* _Data entries_:
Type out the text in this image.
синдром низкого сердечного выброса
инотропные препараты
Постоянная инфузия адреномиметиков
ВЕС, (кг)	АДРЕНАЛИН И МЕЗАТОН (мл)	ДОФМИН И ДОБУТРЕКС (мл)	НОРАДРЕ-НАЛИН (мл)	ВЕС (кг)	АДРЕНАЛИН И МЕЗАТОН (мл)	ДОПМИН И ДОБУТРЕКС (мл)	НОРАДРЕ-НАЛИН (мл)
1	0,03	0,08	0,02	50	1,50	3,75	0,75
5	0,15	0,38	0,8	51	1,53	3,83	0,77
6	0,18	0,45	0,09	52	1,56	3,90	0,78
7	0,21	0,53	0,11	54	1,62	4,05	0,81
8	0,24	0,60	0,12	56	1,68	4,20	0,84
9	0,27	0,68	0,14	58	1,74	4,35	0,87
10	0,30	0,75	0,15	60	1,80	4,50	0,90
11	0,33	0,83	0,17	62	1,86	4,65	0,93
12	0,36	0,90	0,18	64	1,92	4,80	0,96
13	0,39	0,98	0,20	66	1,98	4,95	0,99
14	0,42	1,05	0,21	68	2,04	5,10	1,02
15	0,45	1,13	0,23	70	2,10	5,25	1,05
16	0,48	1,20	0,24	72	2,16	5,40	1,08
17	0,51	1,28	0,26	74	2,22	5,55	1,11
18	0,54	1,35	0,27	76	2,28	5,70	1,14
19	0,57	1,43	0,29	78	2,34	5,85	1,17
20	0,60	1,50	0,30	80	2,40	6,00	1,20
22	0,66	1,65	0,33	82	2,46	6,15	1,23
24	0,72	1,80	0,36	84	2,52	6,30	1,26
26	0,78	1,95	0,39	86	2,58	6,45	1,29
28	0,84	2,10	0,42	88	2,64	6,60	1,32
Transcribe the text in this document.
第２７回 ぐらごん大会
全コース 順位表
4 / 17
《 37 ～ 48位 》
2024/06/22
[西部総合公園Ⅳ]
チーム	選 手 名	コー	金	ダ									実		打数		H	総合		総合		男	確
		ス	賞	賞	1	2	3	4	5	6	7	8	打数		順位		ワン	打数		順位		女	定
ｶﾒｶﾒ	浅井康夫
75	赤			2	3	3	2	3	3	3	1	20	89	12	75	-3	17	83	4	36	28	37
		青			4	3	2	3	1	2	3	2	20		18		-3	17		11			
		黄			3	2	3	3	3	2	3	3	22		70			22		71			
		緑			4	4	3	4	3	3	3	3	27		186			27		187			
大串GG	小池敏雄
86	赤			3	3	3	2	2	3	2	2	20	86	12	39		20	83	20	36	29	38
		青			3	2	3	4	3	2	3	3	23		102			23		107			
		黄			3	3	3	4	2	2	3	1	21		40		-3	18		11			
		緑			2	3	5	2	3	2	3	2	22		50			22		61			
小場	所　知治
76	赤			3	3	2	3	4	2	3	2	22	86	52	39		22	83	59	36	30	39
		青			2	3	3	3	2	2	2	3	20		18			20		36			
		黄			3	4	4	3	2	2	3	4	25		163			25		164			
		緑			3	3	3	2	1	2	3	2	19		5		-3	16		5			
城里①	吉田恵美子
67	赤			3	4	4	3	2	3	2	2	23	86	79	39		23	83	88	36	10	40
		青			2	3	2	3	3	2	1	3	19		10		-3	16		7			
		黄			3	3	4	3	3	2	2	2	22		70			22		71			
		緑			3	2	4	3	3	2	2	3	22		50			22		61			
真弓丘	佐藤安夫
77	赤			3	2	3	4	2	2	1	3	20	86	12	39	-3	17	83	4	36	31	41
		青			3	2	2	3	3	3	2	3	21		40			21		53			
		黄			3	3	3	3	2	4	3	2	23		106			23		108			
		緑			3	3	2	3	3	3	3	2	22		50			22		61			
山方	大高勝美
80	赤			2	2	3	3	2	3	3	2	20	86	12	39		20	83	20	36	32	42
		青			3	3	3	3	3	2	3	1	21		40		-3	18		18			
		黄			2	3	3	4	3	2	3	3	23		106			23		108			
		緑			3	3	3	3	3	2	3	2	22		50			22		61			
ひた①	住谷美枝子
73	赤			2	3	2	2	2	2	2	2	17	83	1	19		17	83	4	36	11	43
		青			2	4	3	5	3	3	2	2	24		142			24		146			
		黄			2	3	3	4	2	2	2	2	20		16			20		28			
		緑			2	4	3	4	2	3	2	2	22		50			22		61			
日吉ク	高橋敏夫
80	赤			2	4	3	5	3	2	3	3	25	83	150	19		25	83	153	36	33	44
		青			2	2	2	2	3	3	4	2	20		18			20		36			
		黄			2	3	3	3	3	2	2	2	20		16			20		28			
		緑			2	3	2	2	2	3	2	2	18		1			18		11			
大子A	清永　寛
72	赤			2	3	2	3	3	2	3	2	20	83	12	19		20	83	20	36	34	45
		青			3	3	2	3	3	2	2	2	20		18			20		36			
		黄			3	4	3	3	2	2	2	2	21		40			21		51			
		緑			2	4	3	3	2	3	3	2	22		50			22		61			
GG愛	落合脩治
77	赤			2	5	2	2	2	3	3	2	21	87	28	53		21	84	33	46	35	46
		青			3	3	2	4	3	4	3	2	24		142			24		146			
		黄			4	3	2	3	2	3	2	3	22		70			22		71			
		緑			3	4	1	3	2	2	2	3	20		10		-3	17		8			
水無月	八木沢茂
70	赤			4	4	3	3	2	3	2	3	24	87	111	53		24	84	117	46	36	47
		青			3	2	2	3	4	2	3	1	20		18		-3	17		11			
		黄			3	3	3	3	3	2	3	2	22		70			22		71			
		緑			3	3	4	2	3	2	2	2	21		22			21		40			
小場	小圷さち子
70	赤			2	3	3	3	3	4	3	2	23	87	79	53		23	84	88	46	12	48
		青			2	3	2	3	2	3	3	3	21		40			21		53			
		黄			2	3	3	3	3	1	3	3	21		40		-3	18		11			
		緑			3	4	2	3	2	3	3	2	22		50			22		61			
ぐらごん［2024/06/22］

* _Instructions to follow_: Copy all of the data exactly.

* _Task result_:
Type out the text in this image.
синдром низкого сердечного выброса
инотропные препараты
Постоянная инфузия адреномиметиков
ВЕС, (кг)	АДРЕНАЛИН И МЕЗАТОН (мл)	ДОФМИН И ДОБУТРЕКС (мл)	НОРАДРЕ-НАЛИН (мл)	ВЕС (кг)	АДРЕНАЛИН И МЕЗАТОН (мл)	ДОПМИН И ДОБУТРЕКС (мл)	НОРАДРЕ-НАЛИН (мл)
1	0,03	0,08	0,02	50	1,50	3,75	0,75
5	0,15	0,38	0,8	51	1,53	3,83	0,77
6	0,18	0,45	0,09	52	1,56	3,90	0,78
7	0,21	0,53	0,11	54	1,62	4,05	0,81
8	0,24	0,60	0,12	56	1,68	4,20	0,84
9	0,27	0,68	0,14	58	1,74	4,35	0,87
10	0,30	0,75	0,15	60	1,80	4,50	0,90
11	0,33	0,83	0,17	62	1,86	4,65	0,93
12	0,36	0,90	0,18	64	1,92	4,80	0,96
13	0,39	0,98	0,20	66	1,98	4,95	0,99
14	0,42	1,05	0,21	68	2,04	5,10	1,02
15	0,45	1,13	0,23	70	2,10	5,25	1,05
16	0,48	1,20	0,24	72	2,16	5,40	1,08
17	0,51	1,28	0,26	74	2,22	5,55	1,11
18	0,54	1,35	0,27	76	2,28	5,70	1,14
19	0,57	1,43	0,29	78	2,34	5,85	1,17
20	0,60	1,50	0,30	80	2,40	6,00	1,20
22	0,66	1,65	0,33	82	2,46	6,15	1,23
24	0,72	1,80	0,36	84	2,52	6,30	1,26
26	0,78	1,95	0,39	86	2,58	6,45	1,29
28	0,84	2,10	0,42	88	2,64	6,60	1,32
Transcribe the text in this document.
第２７回 ぐらごん大会
全コース 順位表
4 / 17
《 37 ～ 48位 》
2024/06/22
[西部総合公園Ⅳ]
チーム	選 手 名	コー	金	ダ									実		打数		H	総合		総合		男	確
		ス	賞	賞	1	2	3	4	5	6	7	8	打数		順位		ワン	打数		順位		女	定
ｶﾒｶﾒ	浅井康夫
75	赤			2	3	3	2	3	3	3	1	20	89	12	75	-3	17	83	4	36	28	37
		青			4	3	2	3	1	2	3	2	20		18		-3	17		11			
		黄			3	2	3	3	3	2	3	3	22		70			22		71			
		緑			4	4	3	4	3	3	3	3	27		186			27		187			
大串GG	小池敏雄
86	赤			3	3	3	2	2	3	2	2	20	86	12	39		20	83	20	36	29	38
		青			3	2	3	4	3	2	3	3	23		102			23		107			
		黄			3	3	3	4	2	2	3	1	21		40		-3	18		11			
		緑			2	3	5	2	3	2	3	2	22		50			22		61			
小場	所　知治
76	赤			3	3	2	3	4	2	3	2	22	86	52	39		22	83	59	36	30	39
		青			2	3	3	3	2	2	2	3	20		18			20		36			
		黄			3	4	4	3	2	2	3	4	25		163			25		164			
		緑			3	3	3	2	1	2	3	2	19		5		-3	16		5			
城里①	吉田恵美子
67	赤			3	4	4	3	2	3	2	2	23	86	79	39		23	83	88	36	10	40
		青			2	3	2	3	3	2	1	3	19		10		-3	16		7			
		黄			3	3	4	3	3	2	2	2	22		70			22		71			
		緑			3	2	4	3	3	2	2	3	22		50			22		61			
真弓丘	佐藤安夫
77	赤			3	2	3	4	2	2	1	3	20	86	12	39	-3	17	83	4	36	31	41
		青			3	2	2	3	3	3	2	3	21		40			21		53			
		黄			3	3	3	3	2	4	3	2	23		106			23		108			
		緑			3	3	2	3	3	3	3	2	22		50			22		61			
山方	大高勝美
80	赤			2	2	3	3	2	3	3	2	20	86	12	39		20	83	20	36	32	42
		青			3	3	3	3	3	2	3	1	21		40		-3	18		18			
		黄			2	3	3	4	3	2	3	3	23		106			23		108			
		緑			3	3	3	3	3	2	3	2	22		50			22		61			
ひた①	住谷美枝子
73	赤			2	3	2	2	2	2	2	2	17	83	1	19		17	83	4	36	11	43
		青			2	4	3	5	3	3	2	2	24		142			24		146			
		黄			2	3	3	4	2	2	2	2	20		16			20		28			
		緑			2	4	3	4	2	3	2	2	22		50			22		61			
日吉ク	高橋敏夫
80	赤			2	4	3	5	3	2	3	3	25	83	150	19		25	83	153	36	33	44
		青			2	2	2	2	3	3	4	2	20		18			20		36			
		黄			2	3	3	3	3	2	2	2	20		16			20		28			
		緑			2	3	2	2	2	3	2	2	18		1			18		11			
大子A	清永　寛
72	赤			2	3	2	3	3	2	3	2	20	83	12	19		20	83	20	36	34	45
		青			3	3	2	3	3	2	2	2	20		18			20		36			
		黄			3	4	3	3	2	2	2	2	21		40			21		51			
		緑			2	4	3	3	2	3	3	2	22		50			22		61			
GG愛	落合脩治
77	赤			2	5	2	2	2	3	3	2	21	87	28	53		21	84	33	46	35	46
		青			3	3	2	4	3	4	3	2	24		142			24		146			
		黄			4	3	2	3	2	3	2	3	22		70			22		71			
		緑			3	4	1	3	2	2	2	3	20		10		-3	17		8			
水無月	八木沢茂
70	赤			4	4	3	3	2	3	2	3	24	87	111	53		24	84	117	46	36	47
		青			3	2	2	3	4	2	3	1	20		18		-3	17		11			
		黄			3	3	3	3	3	2	3	2	22		70			22		71			
		緑			3	3	4	2	3	2	2	2	21		22			21		40			
小場	小圷さち子
70	赤			2	3	3	3	3	4	3	2	23	87	79	53		23	84	88	46	12	48
		青			2	3	2	3	2	3	3	3	21		40			21		53			
		黄			2	3	3	3	3	1	3	3	21		40		-3	18		11			
		緑			3	4	2	3	2	3	3	2	22		50			22		61			
ぐらごん［2024/06/22］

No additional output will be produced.